- **Exercise objective**
Each line of the material beneath should be duplicated exactly.
--- Data excerpts Enclosed Below ---
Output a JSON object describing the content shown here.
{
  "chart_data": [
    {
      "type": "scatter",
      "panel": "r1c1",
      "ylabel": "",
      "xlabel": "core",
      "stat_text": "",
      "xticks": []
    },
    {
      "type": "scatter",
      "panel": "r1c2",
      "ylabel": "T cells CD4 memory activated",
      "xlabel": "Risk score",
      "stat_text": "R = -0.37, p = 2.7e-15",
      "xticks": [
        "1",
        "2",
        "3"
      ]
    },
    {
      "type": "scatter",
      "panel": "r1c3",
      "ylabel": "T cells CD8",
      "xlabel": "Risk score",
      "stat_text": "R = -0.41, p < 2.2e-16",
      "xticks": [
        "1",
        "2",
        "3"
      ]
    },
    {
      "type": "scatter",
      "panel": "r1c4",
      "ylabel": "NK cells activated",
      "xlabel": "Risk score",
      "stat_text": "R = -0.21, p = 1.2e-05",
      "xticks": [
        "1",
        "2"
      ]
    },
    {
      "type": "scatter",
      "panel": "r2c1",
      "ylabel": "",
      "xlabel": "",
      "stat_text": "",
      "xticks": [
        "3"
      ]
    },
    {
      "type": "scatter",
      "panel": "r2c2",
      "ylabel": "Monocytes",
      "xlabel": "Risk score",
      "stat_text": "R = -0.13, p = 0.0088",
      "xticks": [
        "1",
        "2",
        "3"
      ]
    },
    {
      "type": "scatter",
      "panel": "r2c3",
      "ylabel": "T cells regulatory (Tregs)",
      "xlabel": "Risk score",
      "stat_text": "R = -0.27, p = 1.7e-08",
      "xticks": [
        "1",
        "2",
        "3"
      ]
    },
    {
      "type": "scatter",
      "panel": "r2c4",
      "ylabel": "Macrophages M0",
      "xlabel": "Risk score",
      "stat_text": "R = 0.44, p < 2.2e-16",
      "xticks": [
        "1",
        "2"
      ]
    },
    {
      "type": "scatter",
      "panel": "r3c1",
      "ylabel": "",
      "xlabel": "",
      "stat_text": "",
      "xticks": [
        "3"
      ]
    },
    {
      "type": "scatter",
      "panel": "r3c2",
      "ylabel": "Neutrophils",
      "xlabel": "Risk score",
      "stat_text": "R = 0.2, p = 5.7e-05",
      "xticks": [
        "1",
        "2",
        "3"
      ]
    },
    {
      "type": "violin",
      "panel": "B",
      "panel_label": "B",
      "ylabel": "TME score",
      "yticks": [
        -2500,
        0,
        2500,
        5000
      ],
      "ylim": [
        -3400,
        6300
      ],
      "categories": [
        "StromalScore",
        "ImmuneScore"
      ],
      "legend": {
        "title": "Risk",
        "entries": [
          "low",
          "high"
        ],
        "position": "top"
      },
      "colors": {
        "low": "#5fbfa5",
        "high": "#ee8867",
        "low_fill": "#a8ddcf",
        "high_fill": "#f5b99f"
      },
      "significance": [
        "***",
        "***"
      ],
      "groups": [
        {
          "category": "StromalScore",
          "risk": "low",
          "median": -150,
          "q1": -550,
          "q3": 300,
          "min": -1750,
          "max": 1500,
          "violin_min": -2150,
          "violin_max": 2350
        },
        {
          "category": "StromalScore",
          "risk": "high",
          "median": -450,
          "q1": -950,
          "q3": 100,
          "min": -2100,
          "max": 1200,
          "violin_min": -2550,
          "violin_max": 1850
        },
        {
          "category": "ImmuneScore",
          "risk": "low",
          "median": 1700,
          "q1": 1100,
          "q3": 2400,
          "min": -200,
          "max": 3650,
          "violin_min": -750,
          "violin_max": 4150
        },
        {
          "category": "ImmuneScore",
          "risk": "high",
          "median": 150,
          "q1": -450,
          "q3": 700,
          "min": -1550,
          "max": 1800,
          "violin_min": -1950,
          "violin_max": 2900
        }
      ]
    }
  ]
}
--- End of Enclosed Data excerpts ---
- **Written response**
Output a JSON object describing the content shown here.
{
  "chart_data": [
    {
      "type": "scatter",
      "panel": "r1c1",
      "ylabel": "",
      "xlabel": "core",
      "stat_text": "",
      "xticks": []
    },
    {
      "type": "scatter",
      "panel": "r1c2",
      "ylabel": "T cells CD4 memory activated",
      "xlabel": "Risk score",
      "stat_text": "R = -0.37, p = 2.7e-15",
      "xticks": [
        "1",
        "2",
        "3"
      ]
    },
    {
      "type": "scatter",
      "panel": "r1c3",
      "ylabel": "T cells CD8",
      "xlabel": "Risk score",
      "stat_text": "R = -0.41, p < 2.2e-16",
      "xticks": [
        "1",
        "2",
        "3"
      ]
    },
    {
      "type": "scatter",
      "panel": "r1c4",
      "ylabel": "NK cells activated",
      "xlabel": "Risk score",
      "stat_text": "R = -0.21, p = 1.2e-05",
      "xticks": [
        "1",
        "2"
      ]
    },
    {
      "type": "scatter",
      "panel": "r2c1",
      "ylabel": "",
      "xlabel": "",
      "stat_text": "",
      "xticks": [
        "3"
      ]
    },
    {
      "type": "scatter",
      "panel": "r2c2",
      "ylabel": "Monocytes",
      "xlabel": "Risk score",
      "stat_text": "R = -0.13, p = 0.0088",
      "xticks": [
        "1",
        "2",
        "3"
      ]
    },
    {
      "type": "scatter",
      "panel": "r2c3",
      "ylabel": "T cells regulatory (Tregs)",
      "xlabel": "Risk score",
      "stat_text": "R = -0.27, p = 1.7e-08",
      "xticks": [
        "1",
        "2",
        "3"
      ]
    },
    {
      "type": "scatter",
      "panel": "r2c4",
      "ylabel": "Macrophages M0",
      "xlabel": "Risk score",
      "stat_text": "R = 0.44, p < 2.2e-16",
      "xticks": [
        "1",
        "2"
      ]
    },
    {
      "type": "scatter",
      "panel": "r3c1",
      "ylabel": "",
      "xlabel": "",
      "stat_text": "",
      "xticks": [
        "3"
      ]
    },
    {
      "type": "scatter",
      "panel": "r3c2",
      "ylabel": "Neutrophils",
      "xlabel": "Risk score",
      "stat_text": "R = 0.2, p = 5.7e-05",
      "xticks": [
        "1",
        "2",
        "3"
      ]
    },
    {
      "type": "violin",
      "panel": "B",
      "panel_label": "B",
      "ylabel": "TME score",
      "yticks": [
        -2500,
        0,
        2500,
        5000
      ],
      "ylim": [
        -3400,
        6300
      ],
      "categories": [
        "StromalScore",
        "ImmuneScore"
      ],
      "legend": {
        "title": "Risk",
        "entries": [
          "low",
          "high"
        ],
        "position": "top"
      },
      "colors": {
        "low": "#5fbfa5",
        "high": "#ee8867",
        "low_fill": "#a8ddcf",
        "high_fill": "#f5b99f"
      },
      "significance": [
        "***",
        "***"
      ],
      "groups": [
        {
          "category": "StromalScore",
          "risk": "low",
          "median": -150,
          "q1": -550,
          "q3": 300,
          "min": -1750,
          "max": 1500,
          "violin_min": -2150,
          "violin_max": 2350
        },
        {
          "category": "StromalScore",
          "risk": "high",
          "median": -450,
          "q1": -950,
          "q3": 100,
          "min": -2100,
          "max": 1200,
          "violin_min": -2550,
          "violin_max": 1850
        },
        {
          "category": "ImmuneScore",
          "risk": "low",
          "median": 1700,
          "q1": 1100,
          "q3": 2400,
          "min": -200,
          "max": 3650,
          "violin_min": -750,
          "violin_max": 4150
        },
        {
          "category": "ImmuneScore",
          "risk": "high",
          "median": 150,
          "q1": -450,
          "q3": 700,
          "min": -1550,
          "max": 1800,
          "violin_min": -1950,
          "violin_max": 2900
        }
      ]
    }
  ]
}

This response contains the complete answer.